Collected data:
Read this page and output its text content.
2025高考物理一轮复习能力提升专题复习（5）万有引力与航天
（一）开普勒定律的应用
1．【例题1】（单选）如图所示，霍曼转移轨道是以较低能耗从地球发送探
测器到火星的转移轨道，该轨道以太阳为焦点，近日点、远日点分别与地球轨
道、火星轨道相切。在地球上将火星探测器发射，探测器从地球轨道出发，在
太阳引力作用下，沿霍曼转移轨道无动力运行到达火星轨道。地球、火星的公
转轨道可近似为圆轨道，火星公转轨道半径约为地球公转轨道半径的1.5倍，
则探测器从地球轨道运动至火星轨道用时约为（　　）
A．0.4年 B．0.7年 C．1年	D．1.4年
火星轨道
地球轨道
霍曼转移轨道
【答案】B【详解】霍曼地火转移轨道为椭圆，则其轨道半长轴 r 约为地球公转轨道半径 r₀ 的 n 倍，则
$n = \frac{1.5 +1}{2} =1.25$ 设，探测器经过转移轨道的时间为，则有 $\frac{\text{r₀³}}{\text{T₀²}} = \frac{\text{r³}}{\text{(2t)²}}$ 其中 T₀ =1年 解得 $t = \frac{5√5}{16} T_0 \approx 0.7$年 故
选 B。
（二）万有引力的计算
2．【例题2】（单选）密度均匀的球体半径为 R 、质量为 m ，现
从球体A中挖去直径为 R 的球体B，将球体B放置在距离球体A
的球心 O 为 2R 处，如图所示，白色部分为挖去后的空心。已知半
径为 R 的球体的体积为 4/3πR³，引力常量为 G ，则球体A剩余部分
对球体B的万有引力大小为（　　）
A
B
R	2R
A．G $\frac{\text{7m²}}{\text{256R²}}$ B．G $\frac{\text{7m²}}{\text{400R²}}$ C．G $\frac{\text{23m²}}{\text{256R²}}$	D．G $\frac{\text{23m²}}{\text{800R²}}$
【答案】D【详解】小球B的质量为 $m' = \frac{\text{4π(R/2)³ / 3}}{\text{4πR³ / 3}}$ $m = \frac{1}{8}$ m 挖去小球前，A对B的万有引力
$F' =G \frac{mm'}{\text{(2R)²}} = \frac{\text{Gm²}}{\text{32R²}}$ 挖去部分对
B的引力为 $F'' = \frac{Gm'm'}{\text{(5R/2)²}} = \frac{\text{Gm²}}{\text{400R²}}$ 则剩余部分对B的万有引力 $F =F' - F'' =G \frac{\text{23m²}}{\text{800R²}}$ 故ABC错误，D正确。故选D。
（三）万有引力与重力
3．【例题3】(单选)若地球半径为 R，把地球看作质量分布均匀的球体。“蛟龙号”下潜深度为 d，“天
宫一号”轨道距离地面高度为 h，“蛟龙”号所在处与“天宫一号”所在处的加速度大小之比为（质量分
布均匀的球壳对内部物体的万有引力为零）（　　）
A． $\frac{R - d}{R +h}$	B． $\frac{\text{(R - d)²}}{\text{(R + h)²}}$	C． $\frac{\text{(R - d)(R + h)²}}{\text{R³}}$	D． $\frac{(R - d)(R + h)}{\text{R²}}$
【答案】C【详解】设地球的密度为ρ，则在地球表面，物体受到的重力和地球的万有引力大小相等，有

| EXERCISE REQUIREMENTS |
Repeat the listing above without any change.

| ANSWER |
Read this page and output its text content.
2025高考物理一轮复习能力提升专题复习（5）万有引力与航天
（一）开普勒定律的应用
1．【例题1】（单选）如图所示，霍曼转移轨道是以较低能耗从地球发送探
测器到火星的转移轨道，该轨道以太阳为焦点，近日点、远日点分别与地球轨
道、火星轨道相切。在地球上将火星探测器发射，探测器从地球轨道出发，在
太阳引力作用下，沿霍曼转移轨道无动力运行到达火星轨道。地球、火星的公
转轨道可近似为圆轨道，火星公转轨道半径约为地球公转轨道半径的1.5倍，
则探测器从地球轨道运动至火星轨道用时约为（　　）
A．0.4年 B．0.7年 C．1年	D．1.4年
火星轨道
地球轨道
霍曼转移轨道
【答案】B【详解】霍曼地火转移轨道为椭圆，则其轨道半长轴 r 约为地球公转轨道半径 r₀ 的 n 倍，则
$n = \frac{1.5 +1}{2} =1.25$ 设，探测器经过转移轨道的时间为，则有 $\frac{\text{r₀³}}{\text{T₀²}} = \frac{\text{r³}}{\text{(2t)²}}$ 其中 T₀ =1年 解得 $t = \frac{5√5}{16} T_0 \approx 0.7$年 故
选 B。
（二）万有引力的计算
2．【例题2】（单选）密度均匀的球体半径为 R 、质量为 m ，现
从球体A中挖去直径为 R 的球体B，将球体B放置在距离球体A
的球心 O 为 2R 处，如图所示，白色部分为挖去后的空心。已知半
径为 R 的球体的体积为 4/3πR³，引力常量为 G ，则球体A剩余部分
对球体B的万有引力大小为（　　）
A
B
R	2R
A．G $\frac{\text{7m²}}{\text{256R²}}$ B．G $\frac{\text{7m²}}{\text{400R²}}$ C．G $\frac{\text{23m²}}{\text{256R²}}$	D．G $\frac{\text{23m²}}{\text{800R²}}$
【答案】D【详解】小球B的质量为 $m' = \frac{\text{4π(R/2)³ / 3}}{\text{4πR³ / 3}}$ $m = \frac{1}{8}$ m 挖去小球前，A对B的万有引力
$F' =G \frac{mm'}{\text{(2R)²}} = \frac{\text{Gm²}}{\text{32R²}}$ 挖去部分对
B的引力为 $F'' = \frac{Gm'm'}{\text{(5R/2)²}} = \frac{\text{Gm²}}{\text{400R²}}$ 则剩余部分对B的万有引力 $F =F' - F'' =G \frac{\text{23m²}}{\text{800R²}}$ 故ABC错误，D正确。故选D。
（三）万有引力与重力
3．【例题3】(单选)若地球半径为 R，把地球看作质量分布均匀的球体。“蛟龙号”下潜深度为 d，“天
宫一号”轨道距离地面高度为 h，“蛟龙”号所在处与“天宫一号”所在处的加速度大小之比为（质量分
布均匀的球壳对内部物体的万有引力为零）（　　）
A． $\frac{R - d}{R +h}$	B． $\frac{\text{(R - d)²}}{\text{(R + h)²}}$	C． $\frac{\text{(R - d)(R + h)²}}{\text{R³}}$	D． $\frac{(R - d)(R + h)}{\text{R²}}$
【答案】C【详解】设地球的密度为ρ，则在地球表面，物体受到的重力和地球的万有引力大小相等，有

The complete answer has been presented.